* Task to carry out *
Without the pictures, reproduce the records that follow exactly.

* Record set *
╭──
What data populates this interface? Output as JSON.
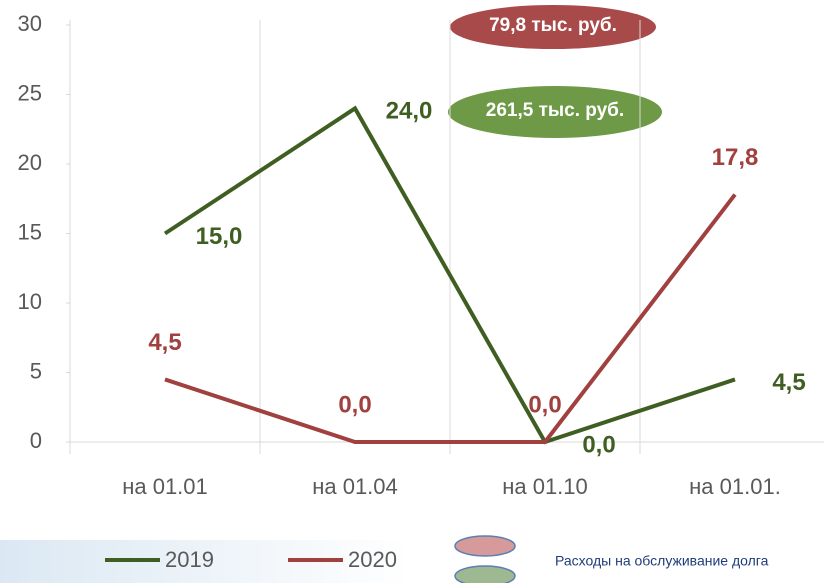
{
  "chart_data": {
    "type": "line",
    "categories": [
      "на 01.01",
      "на 01.04",
      "на 01.10",
      "на 01.01."
    ],
    "series": [
      {
        "name": "2019",
        "color": "#3f5e22",
        "values": [
          15,
          24,
          0,
          4.5
        ],
        "value_labels": [
          "15,0",
          "24,0",
          "0,0",
          "4,5"
        ]
      },
      {
        "name": "2020",
        "color": "#a0403f",
        "values": [
          4.5,
          0,
          0,
          17.8
        ],
        "value_labels": [
          "4,5",
          "0,0",
          "0,0",
          "17,8"
        ]
      }
    ],
    "ylim": [
      0,
      30
    ],
    "yticks": [
      0,
      5,
      10,
      15,
      20,
      25,
      30
    ],
    "annotations": [
      "79,8  тыс. руб.",
      "261,5 тыс. руб."
    ],
    "legend_note": "Расходы на обслуживание долга"
  }
}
╰──
* Full answer *
What data populates this interface? Output as JSON.
{
  "chart_data": {
    "type": "line",
    "categories": [
      "на 01.01",
      "на 01.04",
      "на 01.10",
      "на 01.01."
    ],
    "series": [
      {
        "name": "2019",
        "color": "#3f5e22",
        "values": [
          15,
          24,
          0,
          4.5
        ],
        "value_labels": [
          "15,0",
          "24,0",
          "0,0",
          "4,5"
        ]
      },
      {
        "name": "2020",
        "color": "#a0403f",
        "values": [
          4.5,
          0,
          0,
          17.8
        ],
        "value_labels": [
          "4,5",
          "0,0",
          "0,0",
          "17,8"
        ]
      }
    ],
    "ylim": [
      0,
      30
    ],
    "yticks": [
      0,
      5,
      10,
      15,
      20,
      25,
      30
    ],
    "annotations": [
      "79,8  тыс. руб.",
      "261,5 тыс. руб."
    ],
    "legend_note": "Расходы на обслуживание долга"
  }
}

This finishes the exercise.